▸ **Written problem**:
Express the lines of the listing below, from the line containing "410, 364, 429]" to the line containing "right-arrow-icon — [784, 415, 816, 445]", inclusive, as a JSON list of strings with one string per line, leaving out any blank lines.

▸ **Material for this exercise**:
++++

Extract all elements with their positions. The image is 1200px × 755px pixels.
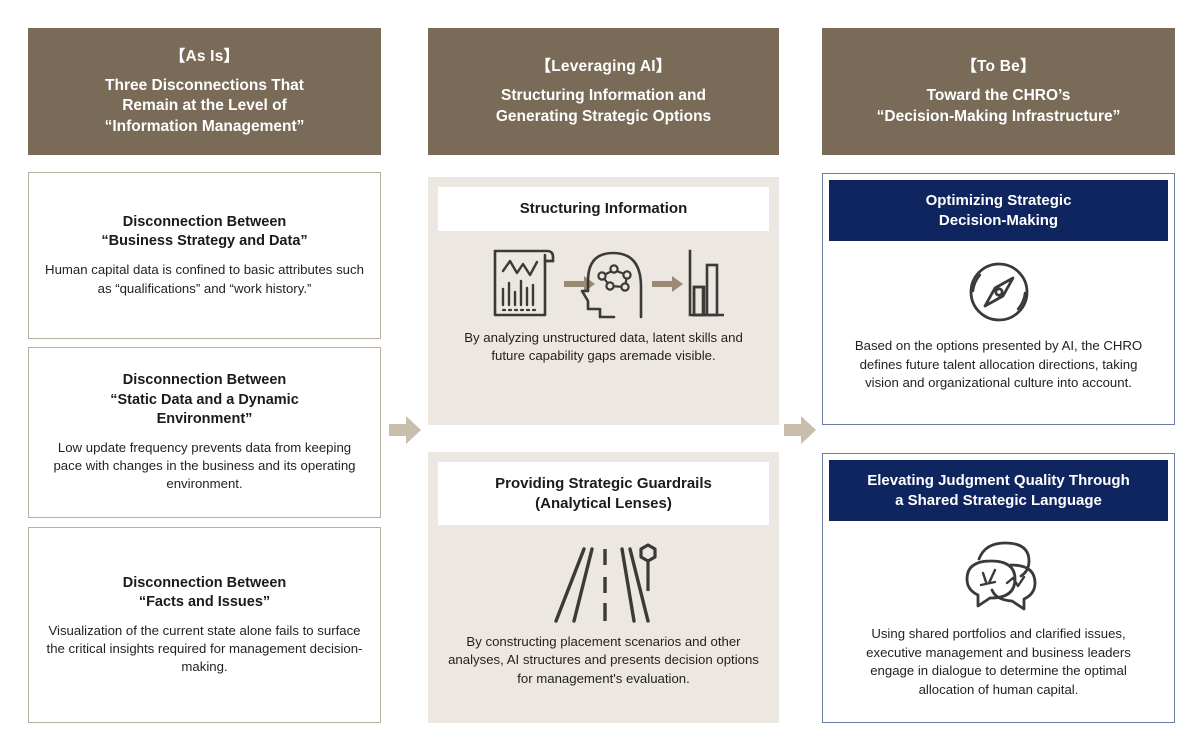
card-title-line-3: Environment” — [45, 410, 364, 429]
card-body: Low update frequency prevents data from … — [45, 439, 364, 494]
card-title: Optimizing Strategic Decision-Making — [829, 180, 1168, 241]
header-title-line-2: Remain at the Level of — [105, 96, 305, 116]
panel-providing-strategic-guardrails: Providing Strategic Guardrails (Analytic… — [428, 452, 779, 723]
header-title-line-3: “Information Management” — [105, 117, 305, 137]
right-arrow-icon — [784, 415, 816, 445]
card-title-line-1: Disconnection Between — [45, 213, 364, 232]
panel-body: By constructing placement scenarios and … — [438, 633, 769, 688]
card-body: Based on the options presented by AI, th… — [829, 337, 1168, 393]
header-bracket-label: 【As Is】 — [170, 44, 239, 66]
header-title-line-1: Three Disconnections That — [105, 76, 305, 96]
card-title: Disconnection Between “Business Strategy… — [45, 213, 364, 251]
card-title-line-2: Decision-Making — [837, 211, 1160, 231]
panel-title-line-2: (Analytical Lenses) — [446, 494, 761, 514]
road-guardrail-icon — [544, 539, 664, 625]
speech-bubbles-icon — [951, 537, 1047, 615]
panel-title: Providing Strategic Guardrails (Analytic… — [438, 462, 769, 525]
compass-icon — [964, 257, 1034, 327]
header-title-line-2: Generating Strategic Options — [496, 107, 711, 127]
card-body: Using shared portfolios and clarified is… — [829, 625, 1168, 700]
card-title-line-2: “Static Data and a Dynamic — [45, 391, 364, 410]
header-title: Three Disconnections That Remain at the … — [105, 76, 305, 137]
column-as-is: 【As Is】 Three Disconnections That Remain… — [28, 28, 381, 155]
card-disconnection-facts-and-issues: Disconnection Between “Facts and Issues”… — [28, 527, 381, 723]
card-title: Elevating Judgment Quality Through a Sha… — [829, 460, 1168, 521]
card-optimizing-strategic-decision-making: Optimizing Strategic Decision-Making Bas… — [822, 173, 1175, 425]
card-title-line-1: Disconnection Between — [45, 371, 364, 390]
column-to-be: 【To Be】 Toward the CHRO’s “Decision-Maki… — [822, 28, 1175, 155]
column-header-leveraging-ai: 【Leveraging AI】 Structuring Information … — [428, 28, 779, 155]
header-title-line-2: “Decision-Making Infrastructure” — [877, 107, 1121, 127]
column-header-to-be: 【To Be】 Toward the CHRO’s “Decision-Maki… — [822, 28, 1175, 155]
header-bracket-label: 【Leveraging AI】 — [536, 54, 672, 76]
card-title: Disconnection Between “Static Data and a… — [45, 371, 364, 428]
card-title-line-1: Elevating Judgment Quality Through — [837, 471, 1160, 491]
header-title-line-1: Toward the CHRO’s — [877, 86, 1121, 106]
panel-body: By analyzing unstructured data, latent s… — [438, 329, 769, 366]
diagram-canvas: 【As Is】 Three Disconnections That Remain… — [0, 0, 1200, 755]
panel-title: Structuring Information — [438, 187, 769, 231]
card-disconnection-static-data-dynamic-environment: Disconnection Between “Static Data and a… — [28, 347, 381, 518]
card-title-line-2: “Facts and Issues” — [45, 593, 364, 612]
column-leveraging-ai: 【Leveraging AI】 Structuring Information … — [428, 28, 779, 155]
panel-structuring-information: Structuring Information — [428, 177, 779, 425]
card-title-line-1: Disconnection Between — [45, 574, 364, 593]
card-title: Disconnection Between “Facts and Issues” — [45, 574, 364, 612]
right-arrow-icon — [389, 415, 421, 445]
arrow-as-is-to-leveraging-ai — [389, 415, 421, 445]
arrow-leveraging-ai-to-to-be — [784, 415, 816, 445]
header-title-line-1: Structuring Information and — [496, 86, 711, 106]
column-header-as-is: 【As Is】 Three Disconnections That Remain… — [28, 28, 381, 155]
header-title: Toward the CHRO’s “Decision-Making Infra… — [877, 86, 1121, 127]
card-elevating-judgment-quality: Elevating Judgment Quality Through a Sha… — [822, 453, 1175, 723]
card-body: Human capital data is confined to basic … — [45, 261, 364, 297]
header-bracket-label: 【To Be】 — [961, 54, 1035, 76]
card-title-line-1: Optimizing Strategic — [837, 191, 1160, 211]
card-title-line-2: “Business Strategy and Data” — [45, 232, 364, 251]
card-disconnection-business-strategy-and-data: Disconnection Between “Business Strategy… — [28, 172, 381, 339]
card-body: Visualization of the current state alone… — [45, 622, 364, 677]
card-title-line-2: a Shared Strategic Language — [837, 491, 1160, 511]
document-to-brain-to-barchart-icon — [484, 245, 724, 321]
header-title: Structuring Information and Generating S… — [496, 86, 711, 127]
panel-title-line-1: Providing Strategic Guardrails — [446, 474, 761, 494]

++++

▸ **Correct answer**:
[
  "card-title-line-3: Environment” — [45, 410, 364, 429]",
  "card-body: Low update frequency prevents data from … — [45, 439, 364, 494]",
  "card-title: Optimizing Strategic Decision-Making — [829, 180, 1168, 241]",
  "header-title-line-2: Remain at the Level of — [105, 96, 305, 116]",
  "panel-providing-strategic-guardrails: Providing Strategic Guardrails (Analytic… — [428, 452, 779, 723]",
  "header-title-line-3: “Information Management” — [105, 117, 305, 137]",
  "right-arrow-icon — [784, 415, 816, 445]"
]